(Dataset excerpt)
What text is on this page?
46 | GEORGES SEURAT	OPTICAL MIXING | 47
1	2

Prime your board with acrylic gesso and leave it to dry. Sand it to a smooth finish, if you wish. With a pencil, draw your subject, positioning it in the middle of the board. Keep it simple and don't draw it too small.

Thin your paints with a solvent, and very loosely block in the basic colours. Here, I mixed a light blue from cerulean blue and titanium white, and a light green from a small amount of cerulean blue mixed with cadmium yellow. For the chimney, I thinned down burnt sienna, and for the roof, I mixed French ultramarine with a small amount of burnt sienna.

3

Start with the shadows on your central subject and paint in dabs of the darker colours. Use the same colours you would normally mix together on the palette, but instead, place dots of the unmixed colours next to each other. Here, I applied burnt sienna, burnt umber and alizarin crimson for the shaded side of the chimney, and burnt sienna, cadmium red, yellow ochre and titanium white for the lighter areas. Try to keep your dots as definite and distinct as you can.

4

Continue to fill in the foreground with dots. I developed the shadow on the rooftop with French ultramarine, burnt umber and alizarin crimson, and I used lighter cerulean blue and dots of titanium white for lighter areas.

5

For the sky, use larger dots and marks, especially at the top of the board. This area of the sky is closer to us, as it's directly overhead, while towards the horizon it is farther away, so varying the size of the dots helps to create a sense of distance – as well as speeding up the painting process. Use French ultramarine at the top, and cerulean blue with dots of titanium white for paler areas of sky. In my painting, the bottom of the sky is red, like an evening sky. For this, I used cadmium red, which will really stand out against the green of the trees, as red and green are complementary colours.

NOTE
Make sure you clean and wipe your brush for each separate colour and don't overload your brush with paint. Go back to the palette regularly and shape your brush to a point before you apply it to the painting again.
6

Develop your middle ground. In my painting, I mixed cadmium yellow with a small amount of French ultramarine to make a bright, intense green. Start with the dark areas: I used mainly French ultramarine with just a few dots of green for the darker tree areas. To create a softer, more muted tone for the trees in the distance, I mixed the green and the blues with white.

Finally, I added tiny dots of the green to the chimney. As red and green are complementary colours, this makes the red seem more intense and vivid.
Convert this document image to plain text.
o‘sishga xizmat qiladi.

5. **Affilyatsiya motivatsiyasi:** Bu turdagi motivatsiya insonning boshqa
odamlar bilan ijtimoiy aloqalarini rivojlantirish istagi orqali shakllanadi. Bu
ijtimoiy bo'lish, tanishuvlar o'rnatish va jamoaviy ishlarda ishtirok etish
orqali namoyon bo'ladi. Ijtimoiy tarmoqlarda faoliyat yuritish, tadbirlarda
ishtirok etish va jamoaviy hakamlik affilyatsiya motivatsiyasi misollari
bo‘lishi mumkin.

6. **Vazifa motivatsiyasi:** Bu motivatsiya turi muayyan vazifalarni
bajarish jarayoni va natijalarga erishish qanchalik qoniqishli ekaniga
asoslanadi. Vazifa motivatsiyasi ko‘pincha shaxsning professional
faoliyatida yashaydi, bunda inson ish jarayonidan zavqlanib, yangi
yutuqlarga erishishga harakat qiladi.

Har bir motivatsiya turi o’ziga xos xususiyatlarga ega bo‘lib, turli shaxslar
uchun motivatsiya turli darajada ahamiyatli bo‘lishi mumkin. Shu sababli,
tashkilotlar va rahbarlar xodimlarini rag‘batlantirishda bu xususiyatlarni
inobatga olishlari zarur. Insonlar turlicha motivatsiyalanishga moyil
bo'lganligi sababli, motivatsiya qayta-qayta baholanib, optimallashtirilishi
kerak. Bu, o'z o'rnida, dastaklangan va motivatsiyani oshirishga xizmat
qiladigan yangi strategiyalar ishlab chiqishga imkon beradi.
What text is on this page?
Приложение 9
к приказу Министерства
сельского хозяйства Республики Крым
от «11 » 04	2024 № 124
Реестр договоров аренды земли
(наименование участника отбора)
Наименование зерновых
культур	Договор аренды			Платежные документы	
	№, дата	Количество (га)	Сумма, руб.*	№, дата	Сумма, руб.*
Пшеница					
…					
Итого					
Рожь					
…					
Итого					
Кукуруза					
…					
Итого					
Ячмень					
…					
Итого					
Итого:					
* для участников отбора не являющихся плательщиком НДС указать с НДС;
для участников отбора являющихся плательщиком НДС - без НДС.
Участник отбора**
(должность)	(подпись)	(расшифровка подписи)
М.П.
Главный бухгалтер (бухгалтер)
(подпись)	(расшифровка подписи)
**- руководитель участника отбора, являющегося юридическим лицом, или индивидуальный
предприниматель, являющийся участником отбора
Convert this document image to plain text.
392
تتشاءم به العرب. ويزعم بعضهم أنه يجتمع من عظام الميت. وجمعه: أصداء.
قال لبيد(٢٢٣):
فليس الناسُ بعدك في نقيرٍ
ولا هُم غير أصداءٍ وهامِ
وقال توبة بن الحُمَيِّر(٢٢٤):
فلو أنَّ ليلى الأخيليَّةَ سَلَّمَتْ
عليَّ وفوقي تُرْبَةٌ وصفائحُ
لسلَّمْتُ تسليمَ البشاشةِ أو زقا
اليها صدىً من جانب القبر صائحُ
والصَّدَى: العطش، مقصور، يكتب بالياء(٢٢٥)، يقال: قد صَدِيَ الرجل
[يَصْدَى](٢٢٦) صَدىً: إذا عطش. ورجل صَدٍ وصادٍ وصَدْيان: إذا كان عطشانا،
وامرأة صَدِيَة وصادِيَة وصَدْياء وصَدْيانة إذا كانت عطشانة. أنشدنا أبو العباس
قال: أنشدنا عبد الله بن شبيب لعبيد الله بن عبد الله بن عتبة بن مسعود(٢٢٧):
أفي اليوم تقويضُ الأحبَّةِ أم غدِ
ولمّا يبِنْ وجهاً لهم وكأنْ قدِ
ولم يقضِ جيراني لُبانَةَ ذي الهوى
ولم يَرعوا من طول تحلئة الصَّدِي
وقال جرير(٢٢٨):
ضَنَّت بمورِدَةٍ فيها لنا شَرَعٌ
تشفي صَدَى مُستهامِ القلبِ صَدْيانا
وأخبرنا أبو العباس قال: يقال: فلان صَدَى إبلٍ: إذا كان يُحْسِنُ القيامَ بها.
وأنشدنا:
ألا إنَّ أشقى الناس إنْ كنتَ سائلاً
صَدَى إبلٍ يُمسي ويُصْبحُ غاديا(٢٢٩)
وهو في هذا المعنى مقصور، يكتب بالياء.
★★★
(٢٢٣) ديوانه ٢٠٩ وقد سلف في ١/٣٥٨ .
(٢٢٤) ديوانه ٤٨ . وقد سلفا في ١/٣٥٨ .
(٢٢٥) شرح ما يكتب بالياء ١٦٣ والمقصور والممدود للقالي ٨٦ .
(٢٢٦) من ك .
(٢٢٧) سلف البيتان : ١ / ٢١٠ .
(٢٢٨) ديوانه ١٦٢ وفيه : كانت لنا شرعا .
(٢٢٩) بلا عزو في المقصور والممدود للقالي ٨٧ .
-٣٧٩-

OBJECTIVE:
Only the number is wanted: how many lines of these entries contain the string "amount"?

RESULT OF THE EXERCISE:
2